(RECORDS SHOWN begins)
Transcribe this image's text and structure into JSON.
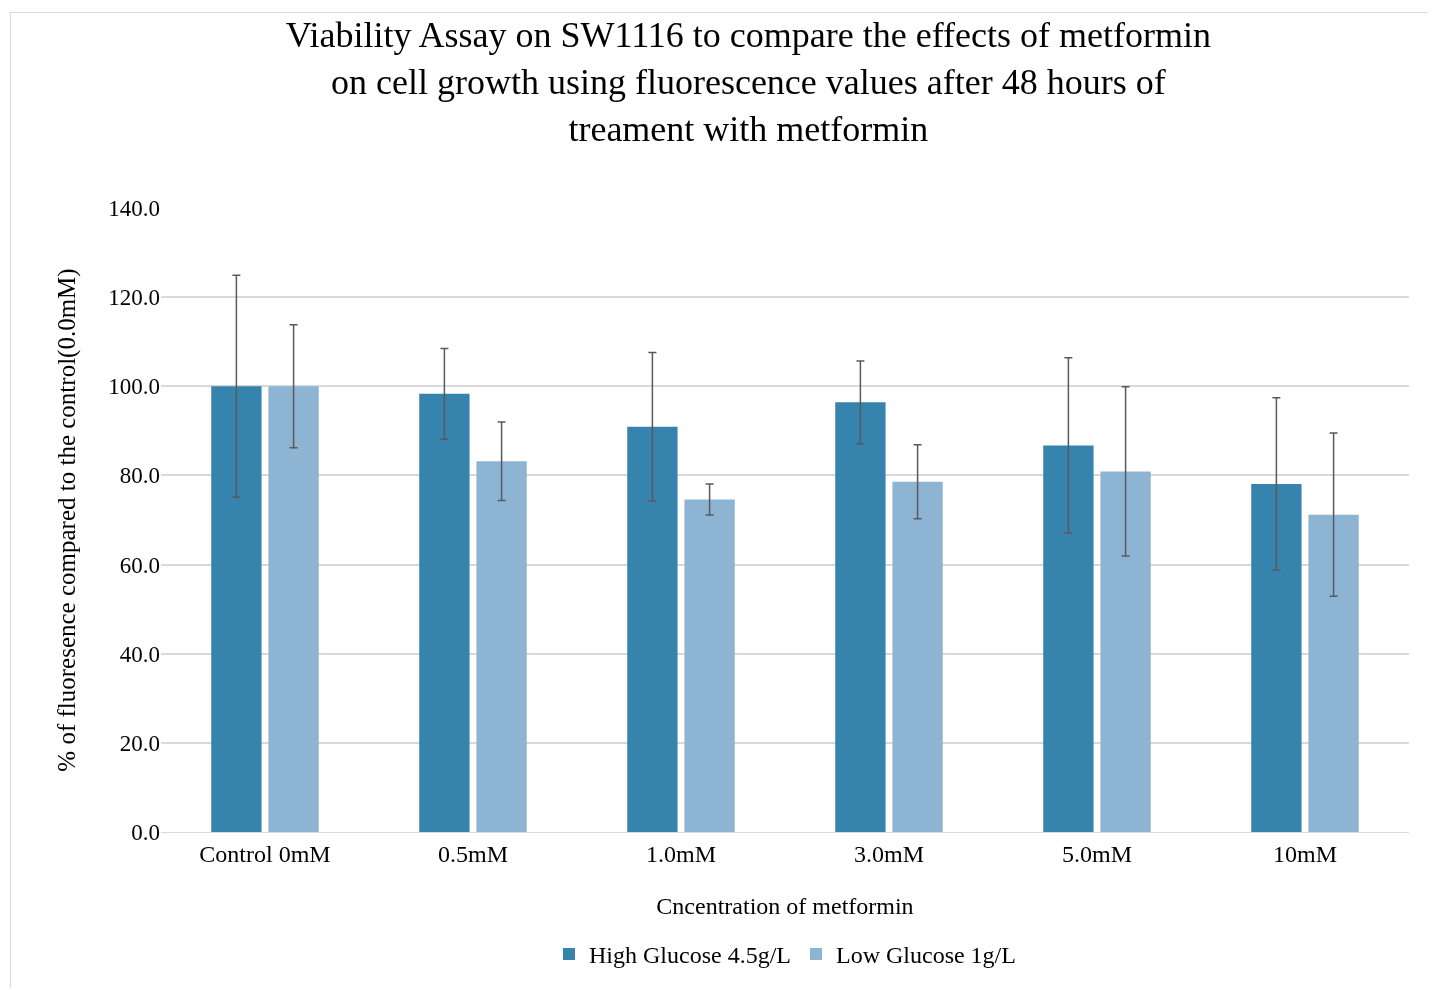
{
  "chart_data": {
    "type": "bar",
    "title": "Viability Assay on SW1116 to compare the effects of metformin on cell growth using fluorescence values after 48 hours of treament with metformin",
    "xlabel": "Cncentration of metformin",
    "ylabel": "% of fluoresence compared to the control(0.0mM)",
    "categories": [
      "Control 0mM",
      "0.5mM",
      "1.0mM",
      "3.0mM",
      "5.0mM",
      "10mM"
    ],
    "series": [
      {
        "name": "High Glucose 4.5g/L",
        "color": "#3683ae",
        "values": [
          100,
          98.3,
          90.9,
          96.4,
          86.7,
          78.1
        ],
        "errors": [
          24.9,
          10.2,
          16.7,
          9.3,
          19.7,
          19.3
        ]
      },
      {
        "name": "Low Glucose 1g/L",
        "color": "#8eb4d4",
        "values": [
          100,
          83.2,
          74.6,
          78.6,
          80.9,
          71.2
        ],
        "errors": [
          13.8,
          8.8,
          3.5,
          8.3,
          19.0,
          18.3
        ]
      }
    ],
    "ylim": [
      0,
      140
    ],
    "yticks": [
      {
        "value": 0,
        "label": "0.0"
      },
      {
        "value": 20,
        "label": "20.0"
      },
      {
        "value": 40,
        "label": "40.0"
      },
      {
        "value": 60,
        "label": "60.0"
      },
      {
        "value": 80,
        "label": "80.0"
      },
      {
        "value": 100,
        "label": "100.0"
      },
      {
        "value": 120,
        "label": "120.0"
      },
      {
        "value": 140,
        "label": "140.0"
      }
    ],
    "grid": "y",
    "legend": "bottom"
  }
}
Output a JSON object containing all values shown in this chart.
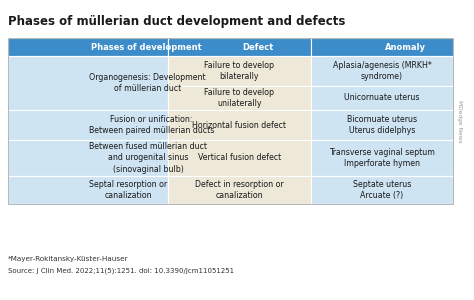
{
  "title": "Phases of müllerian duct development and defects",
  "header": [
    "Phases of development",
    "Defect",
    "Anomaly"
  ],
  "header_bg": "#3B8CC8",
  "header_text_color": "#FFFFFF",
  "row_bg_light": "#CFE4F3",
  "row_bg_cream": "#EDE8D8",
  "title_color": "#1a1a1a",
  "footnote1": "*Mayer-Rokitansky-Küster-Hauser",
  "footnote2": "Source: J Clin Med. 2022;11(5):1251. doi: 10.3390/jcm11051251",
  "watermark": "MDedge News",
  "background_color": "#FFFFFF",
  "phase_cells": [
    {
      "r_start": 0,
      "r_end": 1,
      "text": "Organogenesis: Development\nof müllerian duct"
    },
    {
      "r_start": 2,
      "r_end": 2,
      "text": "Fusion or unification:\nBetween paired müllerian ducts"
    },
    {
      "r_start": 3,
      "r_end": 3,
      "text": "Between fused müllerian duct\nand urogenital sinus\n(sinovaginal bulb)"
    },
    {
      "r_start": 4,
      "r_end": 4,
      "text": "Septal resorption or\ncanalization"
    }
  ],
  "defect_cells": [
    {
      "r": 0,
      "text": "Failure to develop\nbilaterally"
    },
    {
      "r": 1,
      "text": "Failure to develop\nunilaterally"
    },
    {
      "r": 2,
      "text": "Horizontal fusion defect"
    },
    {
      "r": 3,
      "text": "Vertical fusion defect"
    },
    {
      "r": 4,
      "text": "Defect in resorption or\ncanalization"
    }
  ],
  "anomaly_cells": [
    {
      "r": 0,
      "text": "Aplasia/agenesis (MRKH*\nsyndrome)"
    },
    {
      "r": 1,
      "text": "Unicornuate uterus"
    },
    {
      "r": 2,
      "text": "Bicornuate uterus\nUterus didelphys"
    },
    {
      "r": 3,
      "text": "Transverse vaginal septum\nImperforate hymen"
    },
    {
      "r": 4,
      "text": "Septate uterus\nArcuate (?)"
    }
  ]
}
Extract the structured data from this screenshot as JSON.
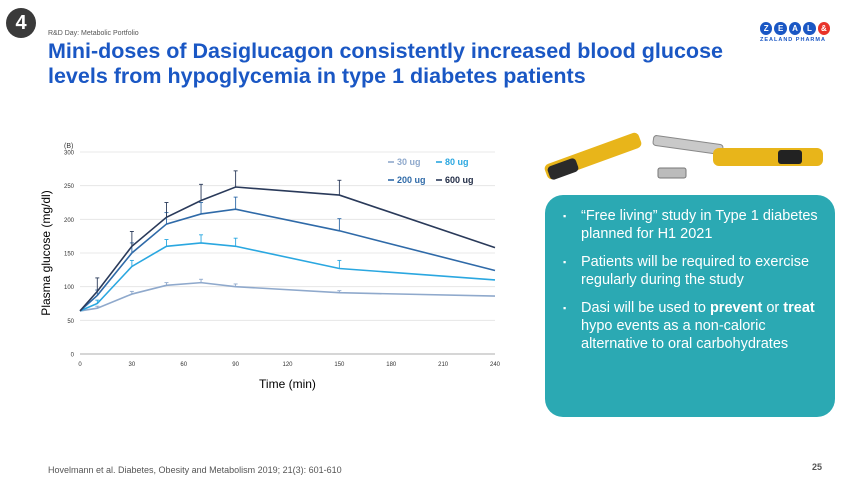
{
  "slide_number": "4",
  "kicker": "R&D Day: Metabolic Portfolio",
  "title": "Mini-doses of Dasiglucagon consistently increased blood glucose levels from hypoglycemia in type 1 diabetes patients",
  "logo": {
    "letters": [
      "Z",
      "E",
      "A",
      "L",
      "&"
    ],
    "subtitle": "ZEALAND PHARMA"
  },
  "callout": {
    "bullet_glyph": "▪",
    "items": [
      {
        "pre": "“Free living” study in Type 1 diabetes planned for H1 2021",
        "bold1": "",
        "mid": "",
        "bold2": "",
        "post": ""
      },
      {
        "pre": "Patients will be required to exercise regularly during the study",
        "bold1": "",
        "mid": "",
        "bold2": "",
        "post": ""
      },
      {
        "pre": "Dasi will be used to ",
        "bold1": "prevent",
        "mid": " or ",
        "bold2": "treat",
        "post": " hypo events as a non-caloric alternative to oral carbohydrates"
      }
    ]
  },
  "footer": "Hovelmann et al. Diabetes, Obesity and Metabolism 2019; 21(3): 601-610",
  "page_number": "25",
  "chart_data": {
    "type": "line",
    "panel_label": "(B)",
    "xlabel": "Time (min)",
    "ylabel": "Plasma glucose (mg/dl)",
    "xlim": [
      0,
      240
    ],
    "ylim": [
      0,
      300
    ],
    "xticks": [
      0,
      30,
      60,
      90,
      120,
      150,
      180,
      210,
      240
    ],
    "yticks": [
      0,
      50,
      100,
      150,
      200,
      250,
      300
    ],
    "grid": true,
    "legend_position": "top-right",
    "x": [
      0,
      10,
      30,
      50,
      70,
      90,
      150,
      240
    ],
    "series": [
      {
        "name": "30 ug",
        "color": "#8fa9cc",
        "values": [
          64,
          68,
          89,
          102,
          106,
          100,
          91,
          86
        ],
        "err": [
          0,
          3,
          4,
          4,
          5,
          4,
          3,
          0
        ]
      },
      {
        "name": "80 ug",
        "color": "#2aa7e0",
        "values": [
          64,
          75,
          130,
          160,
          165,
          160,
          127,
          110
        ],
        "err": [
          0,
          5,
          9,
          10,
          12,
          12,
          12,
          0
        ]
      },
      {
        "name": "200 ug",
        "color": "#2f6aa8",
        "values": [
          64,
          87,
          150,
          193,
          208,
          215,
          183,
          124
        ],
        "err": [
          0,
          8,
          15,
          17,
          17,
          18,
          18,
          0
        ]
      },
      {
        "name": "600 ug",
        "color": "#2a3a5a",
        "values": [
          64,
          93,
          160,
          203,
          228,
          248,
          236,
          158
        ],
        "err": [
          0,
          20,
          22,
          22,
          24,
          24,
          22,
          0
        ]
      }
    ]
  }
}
(RECORDS SHOWN ends)
(RECORDS SHOWN begins)
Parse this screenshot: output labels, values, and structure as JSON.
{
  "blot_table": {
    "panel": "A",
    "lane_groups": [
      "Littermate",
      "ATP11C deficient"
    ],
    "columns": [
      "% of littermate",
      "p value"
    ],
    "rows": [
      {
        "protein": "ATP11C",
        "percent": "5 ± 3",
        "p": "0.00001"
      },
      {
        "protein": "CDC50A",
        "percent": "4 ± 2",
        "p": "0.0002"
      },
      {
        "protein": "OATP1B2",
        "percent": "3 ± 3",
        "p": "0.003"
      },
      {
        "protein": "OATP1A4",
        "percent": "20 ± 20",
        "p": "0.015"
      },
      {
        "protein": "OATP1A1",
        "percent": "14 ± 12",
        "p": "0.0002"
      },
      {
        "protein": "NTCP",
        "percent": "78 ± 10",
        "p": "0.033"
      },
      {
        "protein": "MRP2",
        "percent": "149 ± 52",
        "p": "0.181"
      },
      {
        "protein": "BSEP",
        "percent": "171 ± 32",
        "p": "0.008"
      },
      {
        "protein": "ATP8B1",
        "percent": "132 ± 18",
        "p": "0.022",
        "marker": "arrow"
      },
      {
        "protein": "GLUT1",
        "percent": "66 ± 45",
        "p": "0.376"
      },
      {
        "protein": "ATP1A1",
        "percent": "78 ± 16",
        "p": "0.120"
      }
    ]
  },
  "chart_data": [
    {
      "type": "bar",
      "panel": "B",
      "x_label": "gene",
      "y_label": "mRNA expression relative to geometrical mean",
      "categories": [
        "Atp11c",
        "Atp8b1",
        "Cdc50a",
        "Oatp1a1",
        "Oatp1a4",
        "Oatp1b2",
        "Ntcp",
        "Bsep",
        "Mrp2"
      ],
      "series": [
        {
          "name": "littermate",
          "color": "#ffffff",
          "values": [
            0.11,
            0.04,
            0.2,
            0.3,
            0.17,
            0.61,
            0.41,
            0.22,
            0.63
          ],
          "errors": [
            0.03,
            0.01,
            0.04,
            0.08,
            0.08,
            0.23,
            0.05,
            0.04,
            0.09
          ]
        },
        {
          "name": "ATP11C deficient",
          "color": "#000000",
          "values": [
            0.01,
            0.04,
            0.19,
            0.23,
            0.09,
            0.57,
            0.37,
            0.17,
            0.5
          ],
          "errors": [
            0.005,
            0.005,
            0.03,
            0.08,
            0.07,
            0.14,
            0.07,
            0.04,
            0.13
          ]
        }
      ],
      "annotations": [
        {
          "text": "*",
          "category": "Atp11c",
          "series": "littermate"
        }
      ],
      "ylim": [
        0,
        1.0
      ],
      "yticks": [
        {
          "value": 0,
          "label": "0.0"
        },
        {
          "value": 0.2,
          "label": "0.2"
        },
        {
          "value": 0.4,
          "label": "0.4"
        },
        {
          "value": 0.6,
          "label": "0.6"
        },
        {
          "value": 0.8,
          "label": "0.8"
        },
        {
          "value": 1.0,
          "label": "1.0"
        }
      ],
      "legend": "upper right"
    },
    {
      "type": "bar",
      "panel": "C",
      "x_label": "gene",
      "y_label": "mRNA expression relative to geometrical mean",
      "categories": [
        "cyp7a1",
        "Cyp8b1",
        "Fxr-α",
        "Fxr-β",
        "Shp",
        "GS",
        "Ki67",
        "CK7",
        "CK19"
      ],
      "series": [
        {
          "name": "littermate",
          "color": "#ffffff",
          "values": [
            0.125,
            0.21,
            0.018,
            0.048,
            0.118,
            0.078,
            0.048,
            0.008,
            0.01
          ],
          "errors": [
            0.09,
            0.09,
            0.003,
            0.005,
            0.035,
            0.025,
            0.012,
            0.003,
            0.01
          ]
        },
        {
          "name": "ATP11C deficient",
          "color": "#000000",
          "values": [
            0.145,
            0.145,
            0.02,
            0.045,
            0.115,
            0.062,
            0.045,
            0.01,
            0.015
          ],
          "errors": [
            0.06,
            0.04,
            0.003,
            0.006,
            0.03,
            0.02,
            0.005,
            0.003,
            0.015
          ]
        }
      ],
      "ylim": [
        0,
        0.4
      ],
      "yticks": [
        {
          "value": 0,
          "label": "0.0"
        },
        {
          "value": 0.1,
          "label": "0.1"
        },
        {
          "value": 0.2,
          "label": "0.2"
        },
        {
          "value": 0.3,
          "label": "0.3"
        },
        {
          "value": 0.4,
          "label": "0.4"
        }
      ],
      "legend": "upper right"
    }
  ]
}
(RECORDS SHOWN ends)
WHAT THE TASK REQUIRES ->
Tally how many lines include "Failure" in the listing above; reply with the number only.

WRITTEN RESPONSE ->
2